(EXERCISE MATERIAL)
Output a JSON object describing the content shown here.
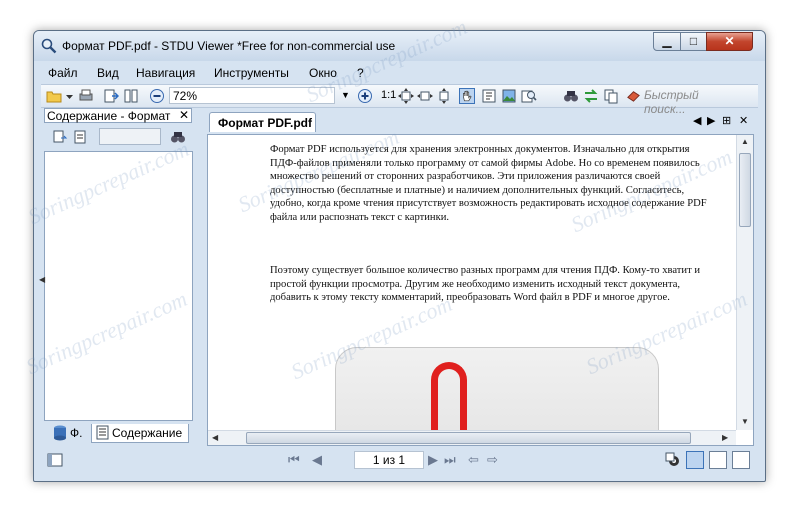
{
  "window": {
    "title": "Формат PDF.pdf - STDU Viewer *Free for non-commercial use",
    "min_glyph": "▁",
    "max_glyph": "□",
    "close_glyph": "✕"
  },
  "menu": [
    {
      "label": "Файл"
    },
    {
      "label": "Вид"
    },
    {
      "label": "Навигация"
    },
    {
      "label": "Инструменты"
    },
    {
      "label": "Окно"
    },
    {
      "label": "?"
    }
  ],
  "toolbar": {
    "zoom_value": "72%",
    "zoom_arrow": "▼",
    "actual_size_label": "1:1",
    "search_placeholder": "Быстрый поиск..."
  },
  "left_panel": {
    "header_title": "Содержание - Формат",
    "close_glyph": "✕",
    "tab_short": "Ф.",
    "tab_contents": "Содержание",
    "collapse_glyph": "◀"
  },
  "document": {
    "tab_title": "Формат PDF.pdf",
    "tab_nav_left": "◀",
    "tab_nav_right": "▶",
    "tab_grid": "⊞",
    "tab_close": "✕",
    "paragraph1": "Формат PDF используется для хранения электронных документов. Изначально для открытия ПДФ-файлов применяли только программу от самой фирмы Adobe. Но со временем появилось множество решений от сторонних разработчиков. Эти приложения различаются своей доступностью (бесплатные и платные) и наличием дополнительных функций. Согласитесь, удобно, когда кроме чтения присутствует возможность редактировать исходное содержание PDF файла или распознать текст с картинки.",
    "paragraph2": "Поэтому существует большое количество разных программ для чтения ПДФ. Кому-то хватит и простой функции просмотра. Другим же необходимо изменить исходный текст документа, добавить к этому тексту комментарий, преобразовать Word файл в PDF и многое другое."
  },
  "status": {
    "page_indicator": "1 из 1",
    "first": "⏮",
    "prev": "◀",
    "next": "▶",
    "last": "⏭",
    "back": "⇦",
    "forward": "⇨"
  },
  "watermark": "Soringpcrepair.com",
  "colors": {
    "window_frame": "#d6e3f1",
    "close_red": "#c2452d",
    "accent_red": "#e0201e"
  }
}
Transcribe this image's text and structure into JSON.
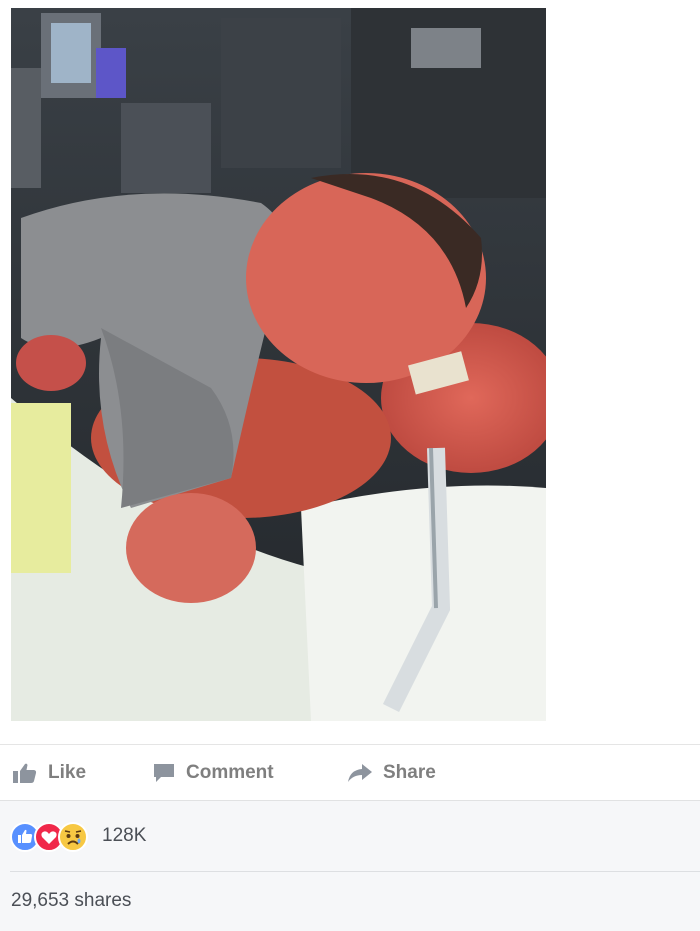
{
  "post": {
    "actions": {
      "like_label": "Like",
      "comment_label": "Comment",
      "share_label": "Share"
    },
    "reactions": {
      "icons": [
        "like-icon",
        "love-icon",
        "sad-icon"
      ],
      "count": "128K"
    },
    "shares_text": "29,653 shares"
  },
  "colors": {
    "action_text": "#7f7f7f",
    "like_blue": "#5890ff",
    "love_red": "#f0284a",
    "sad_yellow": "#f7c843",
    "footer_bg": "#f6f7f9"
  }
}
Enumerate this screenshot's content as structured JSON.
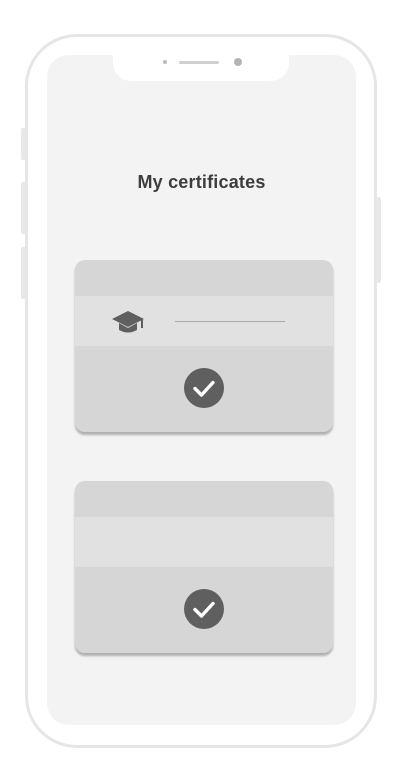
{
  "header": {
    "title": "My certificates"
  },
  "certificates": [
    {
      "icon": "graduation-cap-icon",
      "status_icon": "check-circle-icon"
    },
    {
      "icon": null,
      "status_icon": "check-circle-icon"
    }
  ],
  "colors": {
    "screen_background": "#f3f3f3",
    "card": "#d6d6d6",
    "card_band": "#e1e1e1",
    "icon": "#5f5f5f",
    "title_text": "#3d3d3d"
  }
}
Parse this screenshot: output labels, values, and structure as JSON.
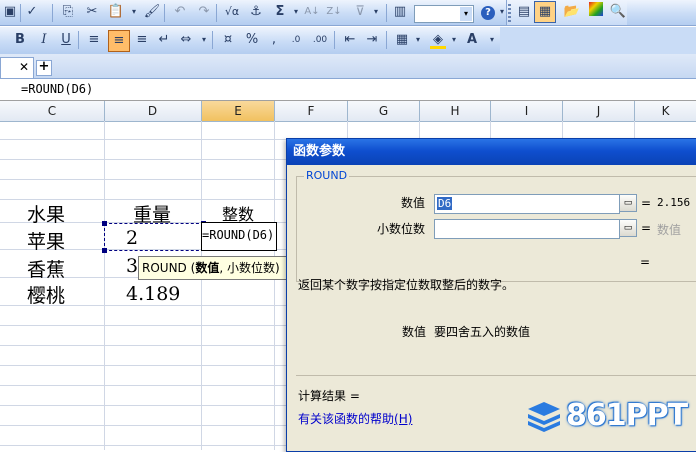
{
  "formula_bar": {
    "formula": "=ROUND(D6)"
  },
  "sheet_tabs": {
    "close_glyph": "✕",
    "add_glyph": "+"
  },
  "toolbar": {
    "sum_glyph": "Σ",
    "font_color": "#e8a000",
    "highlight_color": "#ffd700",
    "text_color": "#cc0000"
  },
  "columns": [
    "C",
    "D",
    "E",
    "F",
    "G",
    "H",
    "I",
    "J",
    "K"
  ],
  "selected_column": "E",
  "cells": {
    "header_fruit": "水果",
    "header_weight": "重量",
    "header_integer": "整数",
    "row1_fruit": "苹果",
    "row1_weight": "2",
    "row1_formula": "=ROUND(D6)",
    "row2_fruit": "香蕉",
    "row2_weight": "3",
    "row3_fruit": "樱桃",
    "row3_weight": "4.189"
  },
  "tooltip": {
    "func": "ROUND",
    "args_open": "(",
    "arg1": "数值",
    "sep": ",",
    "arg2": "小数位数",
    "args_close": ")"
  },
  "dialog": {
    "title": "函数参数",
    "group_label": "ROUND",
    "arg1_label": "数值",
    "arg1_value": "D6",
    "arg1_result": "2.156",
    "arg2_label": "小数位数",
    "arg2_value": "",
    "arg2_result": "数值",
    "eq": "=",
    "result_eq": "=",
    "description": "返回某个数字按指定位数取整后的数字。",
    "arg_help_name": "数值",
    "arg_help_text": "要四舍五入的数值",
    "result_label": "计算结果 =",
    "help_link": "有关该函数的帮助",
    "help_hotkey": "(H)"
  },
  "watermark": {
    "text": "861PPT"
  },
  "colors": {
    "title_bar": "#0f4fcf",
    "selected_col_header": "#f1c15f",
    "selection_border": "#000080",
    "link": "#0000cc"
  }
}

(DO THIS)
Show each line of the data that contains the string "JSON".

(THE REPLY)
Output a JSON object describing the content shown here.
Transcribe this image's text and structure into JSON.
Enumerate this screenshot's content as structured JSON.
Parse this screenshot: output labels, values, and structure as JSON.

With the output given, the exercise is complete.